# [Job]
Omit every picture, then give all the entries again exactly.

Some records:

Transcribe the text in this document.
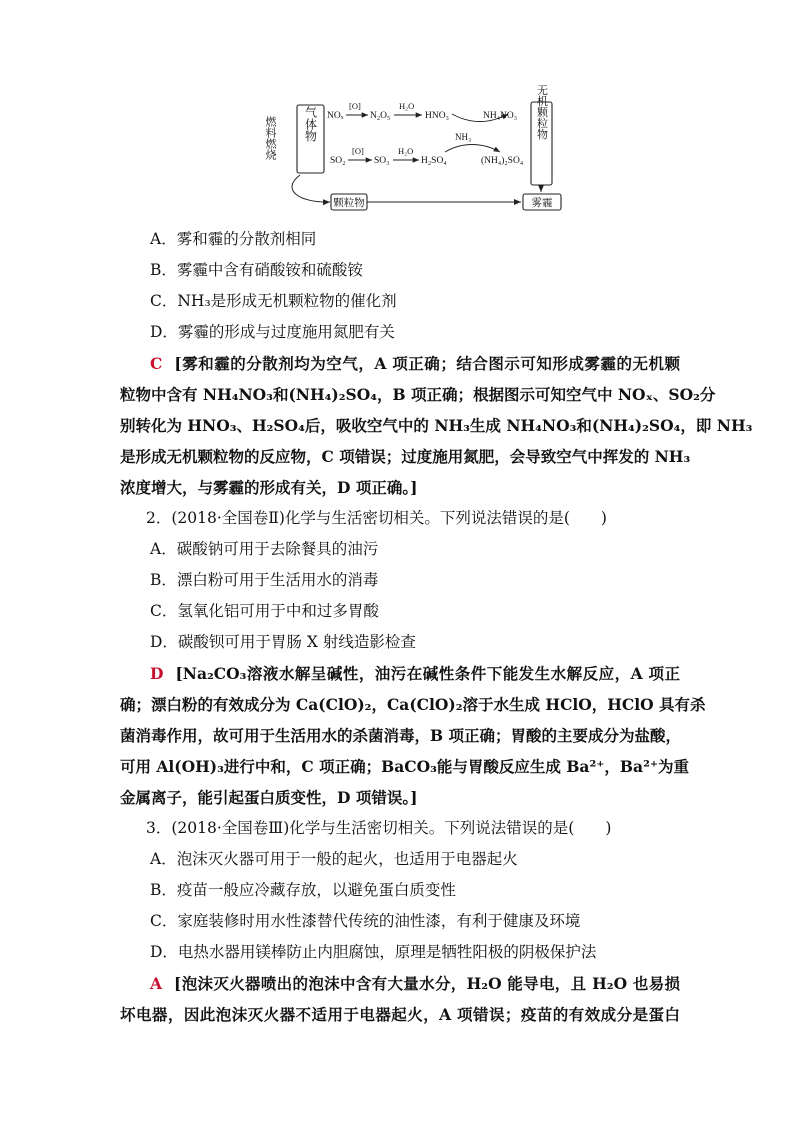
气体物	无机颗粒物
燃料燃烧
颗粒物	雾霾
NOₓ
[O]
N₂O₅
H₂O
HNO₃	NH₄NO₃
NH₃
SO₂
[O]
SO₃
H₂O
H₂SO₄	(NH₄)₂SO₄
A．雾和霾的分散剂相同
B．雾霾中含有硝酸铵和硫酸铵
C．NH₃是形成无机颗粒物的催化剂
D．雾霾的形成与过度施用氮肥有关
C [雾和霾的分散剂均为空气，A 项正确；结合图示可知形成雾霾的无机颗
粒物中含有 NH₄NO₃和(NH₄)₂SO₄，B 项正确；根据图示可知空气中 NOₓ、SO₂分
别转化为 HNO₃、H₂SO₄后，吸收空气中的 NH₃生成 NH₄NO₃和(NH₄)₂SO₄，即 NH₃
是形成无机颗粒物的反应物，C 项错误；过度施用氮肥，会导致空气中挥发的 NH₃
浓度增大，与雾霾的形成有关，D 项正确。]
2．(2018·全国卷Ⅱ)化学与生活密切相关。下列说法错误的是(　　)
A．碳酸钠可用于去除餐具的油污
B．漂白粉可用于生活用水的消毒
C．氢氧化铝可用于中和过多胃酸
D．碳酸钡可用于胃肠 X 射线造影检查
D [Na₂CO₃溶液水解呈碱性，油污在碱性条件下能发生水解反应，A 项正
确；漂白粉的有效成分为 Ca(ClO)₂，Ca(ClO)₂溶于水生成 HClO，HClO 具有杀
菌消毒作用，故可用于生活用水的杀菌消毒，B 项正确；胃酸的主要成分为盐酸，
可用 Al(OH)₃进行中和，C 项正确；BaCO₃能与胃酸反应生成 Ba²⁺，Ba²⁺为重
金属离子，能引起蛋白质变性，D 项错误。]
3．(2018·全国卷Ⅲ)化学与生活密切相关。下列说法错误的是(　　)
A．泡沫灭火器可用于一般的起火，也适用于电器起火
B．疫苗一般应冷藏存放，以避免蛋白质变性
C．家庭装修时用水性漆替代传统的油性漆，有利于健康及环境
D．电热水器用镁棒防止内胆腐蚀，原理是牺牲阳极的阴极保护法
A [泡沫灭火器喷出的泡沫中含有大量水分，H₂O 能导电，且 H₂O 也易损
坏电器，因此泡沫灭火器不适用于电器起火，A 项错误；疫苗的有效成分是蛋白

# [Written solution]
Transcribe the text in this document.
气体物	无机颗粒物
燃料燃烧
颗粒物	雾霾
NOₓ
[O]
N₂O₅
H₂O
HNO₃	NH₄NO₃
NH₃
SO₂
[O]
SO₃
H₂O
H₂SO₄	(NH₄)₂SO₄
A．雾和霾的分散剂相同
B．雾霾中含有硝酸铵和硫酸铵
C．NH₃是形成无机颗粒物的催化剂
D．雾霾的形成与过度施用氮肥有关
C [雾和霾的分散剂均为空气，A 项正确；结合图示可知形成雾霾的无机颗
粒物中含有 NH₄NO₃和(NH₄)₂SO₄，B 项正确；根据图示可知空气中 NOₓ、SO₂分
别转化为 HNO₃、H₂SO₄后，吸收空气中的 NH₃生成 NH₄NO₃和(NH₄)₂SO₄，即 NH₃
是形成无机颗粒物的反应物，C 项错误；过度施用氮肥，会导致空气中挥发的 NH₃
浓度增大，与雾霾的形成有关，D 项正确。]
2．(2018·全国卷Ⅱ)化学与生活密切相关。下列说法错误的是(　　)
A．碳酸钠可用于去除餐具的油污
B．漂白粉可用于生活用水的消毒
C．氢氧化铝可用于中和过多胃酸
D．碳酸钡可用于胃肠 X 射线造影检查
D [Na₂CO₃溶液水解呈碱性，油污在碱性条件下能发生水解反应，A 项正
确；漂白粉的有效成分为 Ca(ClO)₂，Ca(ClO)₂溶于水生成 HClO，HClO 具有杀
菌消毒作用，故可用于生活用水的杀菌消毒，B 项正确；胃酸的主要成分为盐酸，
可用 Al(OH)₃进行中和，C 项正确；BaCO₃能与胃酸反应生成 Ba²⁺，Ba²⁺为重
金属离子，能引起蛋白质变性，D 项错误。]
3．(2018·全国卷Ⅲ)化学与生活密切相关。下列说法错误的是(　　)
A．泡沫灭火器可用于一般的起火，也适用于电器起火
B．疫苗一般应冷藏存放，以避免蛋白质变性
C．家庭装修时用水性漆替代传统的油性漆，有利于健康及环境
D．电热水器用镁棒防止内胆腐蚀，原理是牺牲阳极的阴极保护法
A [泡沫灭火器喷出的泡沫中含有大量水分，H₂O 能导电，且 H₂O 也易损
坏电器，因此泡沫灭火器不适用于电器起火，A 项错误；疫苗的有效成分是蛋白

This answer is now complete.